AIM
Print the full listing exactly.

STORED DATA
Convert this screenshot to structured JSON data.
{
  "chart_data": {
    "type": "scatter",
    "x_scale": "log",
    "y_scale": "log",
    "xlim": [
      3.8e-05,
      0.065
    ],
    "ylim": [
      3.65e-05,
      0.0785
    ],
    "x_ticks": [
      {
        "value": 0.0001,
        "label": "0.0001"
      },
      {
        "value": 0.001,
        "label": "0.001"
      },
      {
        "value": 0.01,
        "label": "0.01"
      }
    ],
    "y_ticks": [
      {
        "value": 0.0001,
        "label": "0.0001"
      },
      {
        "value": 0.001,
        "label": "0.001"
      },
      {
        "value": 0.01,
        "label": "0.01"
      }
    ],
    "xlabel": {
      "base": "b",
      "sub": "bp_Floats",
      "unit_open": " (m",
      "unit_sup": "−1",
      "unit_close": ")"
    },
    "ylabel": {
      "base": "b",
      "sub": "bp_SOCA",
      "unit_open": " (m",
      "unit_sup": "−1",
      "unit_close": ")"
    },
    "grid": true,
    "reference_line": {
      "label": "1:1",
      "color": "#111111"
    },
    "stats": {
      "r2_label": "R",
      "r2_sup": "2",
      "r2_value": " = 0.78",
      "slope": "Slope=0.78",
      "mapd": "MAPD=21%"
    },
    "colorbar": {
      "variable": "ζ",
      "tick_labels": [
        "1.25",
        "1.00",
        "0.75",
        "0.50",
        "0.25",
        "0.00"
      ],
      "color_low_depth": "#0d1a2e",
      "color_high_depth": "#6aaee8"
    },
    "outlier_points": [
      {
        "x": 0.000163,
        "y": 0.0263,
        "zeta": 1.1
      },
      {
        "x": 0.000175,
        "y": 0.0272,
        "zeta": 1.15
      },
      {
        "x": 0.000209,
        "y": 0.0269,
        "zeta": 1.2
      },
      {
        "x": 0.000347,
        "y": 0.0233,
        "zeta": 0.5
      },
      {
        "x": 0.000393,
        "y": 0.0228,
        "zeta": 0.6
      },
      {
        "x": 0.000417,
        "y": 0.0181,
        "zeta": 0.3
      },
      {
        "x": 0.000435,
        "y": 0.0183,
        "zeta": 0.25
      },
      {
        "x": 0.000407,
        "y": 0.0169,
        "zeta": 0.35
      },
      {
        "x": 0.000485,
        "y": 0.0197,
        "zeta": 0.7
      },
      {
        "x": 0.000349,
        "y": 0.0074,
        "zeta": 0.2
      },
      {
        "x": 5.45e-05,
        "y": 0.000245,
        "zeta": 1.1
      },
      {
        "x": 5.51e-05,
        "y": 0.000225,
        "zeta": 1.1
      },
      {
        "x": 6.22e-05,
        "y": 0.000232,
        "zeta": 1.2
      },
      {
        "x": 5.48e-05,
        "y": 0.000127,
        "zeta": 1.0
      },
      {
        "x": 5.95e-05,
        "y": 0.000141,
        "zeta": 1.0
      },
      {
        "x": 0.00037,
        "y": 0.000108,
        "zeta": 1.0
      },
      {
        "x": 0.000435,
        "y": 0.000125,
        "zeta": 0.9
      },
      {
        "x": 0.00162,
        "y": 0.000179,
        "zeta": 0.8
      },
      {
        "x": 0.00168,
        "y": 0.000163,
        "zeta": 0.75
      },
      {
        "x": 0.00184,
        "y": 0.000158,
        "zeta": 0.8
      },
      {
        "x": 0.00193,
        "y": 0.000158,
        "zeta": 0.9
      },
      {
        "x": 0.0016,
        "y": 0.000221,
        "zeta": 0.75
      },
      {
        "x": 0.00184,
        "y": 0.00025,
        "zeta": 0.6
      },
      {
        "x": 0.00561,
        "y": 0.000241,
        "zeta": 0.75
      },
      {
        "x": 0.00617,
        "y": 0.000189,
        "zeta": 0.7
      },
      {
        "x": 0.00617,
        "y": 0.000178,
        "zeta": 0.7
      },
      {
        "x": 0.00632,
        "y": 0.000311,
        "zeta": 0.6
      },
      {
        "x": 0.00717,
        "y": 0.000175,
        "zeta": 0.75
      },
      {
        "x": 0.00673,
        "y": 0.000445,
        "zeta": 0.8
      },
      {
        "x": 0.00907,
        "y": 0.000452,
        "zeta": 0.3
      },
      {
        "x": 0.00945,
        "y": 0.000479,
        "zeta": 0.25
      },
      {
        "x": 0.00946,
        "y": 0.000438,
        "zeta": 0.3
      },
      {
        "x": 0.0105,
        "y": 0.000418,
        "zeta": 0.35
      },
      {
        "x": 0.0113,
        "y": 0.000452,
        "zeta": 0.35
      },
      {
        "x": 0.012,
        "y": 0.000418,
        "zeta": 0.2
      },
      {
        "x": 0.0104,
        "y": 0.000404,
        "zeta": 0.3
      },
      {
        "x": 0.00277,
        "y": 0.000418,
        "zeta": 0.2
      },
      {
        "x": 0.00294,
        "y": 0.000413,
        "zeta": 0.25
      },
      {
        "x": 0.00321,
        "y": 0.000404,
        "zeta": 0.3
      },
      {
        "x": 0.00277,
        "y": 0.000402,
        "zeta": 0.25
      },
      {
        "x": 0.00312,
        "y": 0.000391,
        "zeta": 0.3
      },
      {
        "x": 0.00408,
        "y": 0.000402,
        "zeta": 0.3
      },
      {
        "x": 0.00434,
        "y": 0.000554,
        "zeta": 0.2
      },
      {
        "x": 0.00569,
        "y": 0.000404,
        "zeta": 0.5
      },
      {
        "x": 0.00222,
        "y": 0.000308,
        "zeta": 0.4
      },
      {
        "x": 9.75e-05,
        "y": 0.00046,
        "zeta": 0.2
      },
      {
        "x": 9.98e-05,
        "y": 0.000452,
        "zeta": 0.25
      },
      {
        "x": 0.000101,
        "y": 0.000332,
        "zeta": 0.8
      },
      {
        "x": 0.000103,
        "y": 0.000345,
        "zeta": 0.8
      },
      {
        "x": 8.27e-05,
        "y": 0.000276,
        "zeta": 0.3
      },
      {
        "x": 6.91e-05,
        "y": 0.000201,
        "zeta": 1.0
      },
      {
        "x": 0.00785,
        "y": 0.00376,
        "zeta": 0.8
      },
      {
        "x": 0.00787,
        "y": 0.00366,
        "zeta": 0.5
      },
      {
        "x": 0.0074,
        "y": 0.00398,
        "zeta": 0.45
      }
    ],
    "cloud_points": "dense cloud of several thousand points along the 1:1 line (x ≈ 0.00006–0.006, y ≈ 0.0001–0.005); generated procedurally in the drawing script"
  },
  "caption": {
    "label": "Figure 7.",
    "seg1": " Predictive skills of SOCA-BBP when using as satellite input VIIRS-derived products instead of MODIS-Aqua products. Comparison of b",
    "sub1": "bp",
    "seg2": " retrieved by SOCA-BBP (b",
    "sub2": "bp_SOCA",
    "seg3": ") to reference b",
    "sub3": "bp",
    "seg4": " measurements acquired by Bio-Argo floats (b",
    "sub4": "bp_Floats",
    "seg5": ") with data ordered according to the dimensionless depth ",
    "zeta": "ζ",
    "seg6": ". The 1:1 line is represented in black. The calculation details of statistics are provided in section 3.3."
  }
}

ANSWER
Convert this screenshot to structured JSON data.
{
  "chart_data": {
    "type": "scatter",
    "x_scale": "log",
    "y_scale": "log",
    "xlim": [
      3.8e-05,
      0.065
    ],
    "ylim": [
      3.65e-05,
      0.0785
    ],
    "x_ticks": [
      {
        "value": 0.0001,
        "label": "0.0001"
      },
      {
        "value": 0.001,
        "label": "0.001"
      },
      {
        "value": 0.01,
        "label": "0.01"
      }
    ],
    "y_ticks": [
      {
        "value": 0.0001,
        "label": "0.0001"
      },
      {
        "value": 0.001,
        "label": "0.001"
      },
      {
        "value": 0.01,
        "label": "0.01"
      }
    ],
    "xlabel": {
      "base": "b",
      "sub": "bp_Floats",
      "unit_open": " (m",
      "unit_sup": "−1",
      "unit_close": ")"
    },
    "ylabel": {
      "base": "b",
      "sub": "bp_SOCA",
      "unit_open": " (m",
      "unit_sup": "−1",
      "unit_close": ")"
    },
    "grid": true,
    "reference_line": {
      "label": "1:1",
      "color": "#111111"
    },
    "stats": {
      "r2_label": "R",
      "r2_sup": "2",
      "r2_value": " = 0.78",
      "slope": "Slope=0.78",
      "mapd": "MAPD=21%"
    },
    "colorbar": {
      "variable": "ζ",
      "tick_labels": [
        "1.25",
        "1.00",
        "0.75",
        "0.50",
        "0.25",
        "0.00"
      ],
      "color_low_depth": "#0d1a2e",
      "color_high_depth": "#6aaee8"
    },
    "outlier_points": [
      {
        "x": 0.000163,
        "y": 0.0263,
        "zeta": 1.1
      },
      {
        "x": 0.000175,
        "y": 0.0272,
        "zeta": 1.15
      },
      {
        "x": 0.000209,
        "y": 0.0269,
        "zeta": 1.2
      },
      {
        "x": 0.000347,
        "y": 0.0233,
        "zeta": 0.5
      },
      {
        "x": 0.000393,
        "y": 0.0228,
        "zeta": 0.6
      },
      {
        "x": 0.000417,
        "y": 0.0181,
        "zeta": 0.3
      },
      {
        "x": 0.000435,
        "y": 0.0183,
        "zeta": 0.25
      },
      {
        "x": 0.000407,
        "y": 0.0169,
        "zeta": 0.35
      },
      {
        "x": 0.000485,
        "y": 0.0197,
        "zeta": 0.7
      },
      {
        "x": 0.000349,
        "y": 0.0074,
        "zeta": 0.2
      },
      {
        "x": 5.45e-05,
        "y": 0.000245,
        "zeta": 1.1
      },
      {
        "x": 5.51e-05,
        "y": 0.000225,
        "zeta": 1.1
      },
      {
        "x": 6.22e-05,
        "y": 0.000232,
        "zeta": 1.2
      },
      {
        "x": 5.48e-05,
        "y": 0.000127,
        "zeta": 1.0
      },
      {
        "x": 5.95e-05,
        "y": 0.000141,
        "zeta": 1.0
      },
      {
        "x": 0.00037,
        "y": 0.000108,
        "zeta": 1.0
      },
      {
        "x": 0.000435,
        "y": 0.000125,
        "zeta": 0.9
      },
      {
        "x": 0.00162,
        "y": 0.000179,
        "zeta": 0.8
      },
      {
        "x": 0.00168,
        "y": 0.000163,
        "zeta": 0.75
      },
      {
        "x": 0.00184,
        "y": 0.000158,
        "zeta": 0.8
      },
      {
        "x": 0.00193,
        "y": 0.000158,
        "zeta": 0.9
      },
      {
        "x": 0.0016,
        "y": 0.000221,
        "zeta": 0.75
      },
      {
        "x": 0.00184,
        "y": 0.00025,
        "zeta": 0.6
      },
      {
        "x": 0.00561,
        "y": 0.000241,
        "zeta": 0.75
      },
      {
        "x": 0.00617,
        "y": 0.000189,
        "zeta": 0.7
      },
      {
        "x": 0.00617,
        "y": 0.000178,
        "zeta": 0.7
      },
      {
        "x": 0.00632,
        "y": 0.000311,
        "zeta": 0.6
      },
      {
        "x": 0.00717,
        "y": 0.000175,
        "zeta": 0.75
      },
      {
        "x": 0.00673,
        "y": 0.000445,
        "zeta": 0.8
      },
      {
        "x": 0.00907,
        "y": 0.000452,
        "zeta": 0.3
      },
      {
        "x": 0.00945,
        "y": 0.000479,
        "zeta": 0.25
      },
      {
        "x": 0.00946,
        "y": 0.000438,
        "zeta": 0.3
      },
      {
        "x": 0.0105,
        "y": 0.000418,
        "zeta": 0.35
      },
      {
        "x": 0.0113,
        "y": 0.000452,
        "zeta": 0.35
      },
      {
        "x": 0.012,
        "y": 0.000418,
        "zeta": 0.2
      },
      {
        "x": 0.0104,
        "y": 0.000404,
        "zeta": 0.3
      },
      {
        "x": 0.00277,
        "y": 0.000418,
        "zeta": 0.2
      },
      {
        "x": 0.00294,
        "y": 0.000413,
        "zeta": 0.25
      },
      {
        "x": 0.00321,
        "y": 0.000404,
        "zeta": 0.3
      },
      {
        "x": 0.00277,
        "y": 0.000402,
        "zeta": 0.25
      },
      {
        "x": 0.00312,
        "y": 0.000391,
        "zeta": 0.3
      },
      {
        "x": 0.00408,
        "y": 0.000402,
        "zeta": 0.3
      },
      {
        "x": 0.00434,
        "y": 0.000554,
        "zeta": 0.2
      },
      {
        "x": 0.00569,
        "y": 0.000404,
        "zeta": 0.5
      },
      {
        "x": 0.00222,
        "y": 0.000308,
        "zeta": 0.4
      },
      {
        "x": 9.75e-05,
        "y": 0.00046,
        "zeta": 0.2
      },
      {
        "x": 9.98e-05,
        "y": 0.000452,
        "zeta": 0.25
      },
      {
        "x": 0.000101,
        "y": 0.000332,
        "zeta": 0.8
      },
      {
        "x": 0.000103,
        "y": 0.000345,
        "zeta": 0.8
      },
      {
        "x": 8.27e-05,
        "y": 0.000276,
        "zeta": 0.3
      },
      {
        "x": 6.91e-05,
        "y": 0.000201,
        "zeta": 1.0
      },
      {
        "x": 0.00785,
        "y": 0.00376,
        "zeta": 0.8
      },
      {
        "x": 0.00787,
        "y": 0.00366,
        "zeta": 0.5
      },
      {
        "x": 0.0074,
        "y": 0.00398,
        "zeta": 0.45
      }
    ],
    "cloud_points": "dense cloud of several thousand points along the 1:1 line (x ≈ 0.00006–0.006, y ≈ 0.0001–0.005); generated procedurally in the drawing script"
  },
  "caption": {
    "label": "Figure 7.",
    "seg1": " Predictive skills of SOCA-BBP when using as satellite input VIIRS-derived products instead of MODIS-Aqua products. Comparison of b",
    "sub1": "bp",
    "seg2": " retrieved by SOCA-BBP (b",
    "sub2": "bp_SOCA",
    "seg3": ") to reference b",
    "sub3": "bp",
    "seg4": " measurements acquired by Bio-Argo floats (b",
    "sub4": "bp_Floats",
    "seg5": ") with data ordered according to the dimensionless depth ",
    "zeta": "ζ",
    "seg6": ". The 1:1 line is represented in black. The calculation details of statistics are provided in section 3.3."
  }
}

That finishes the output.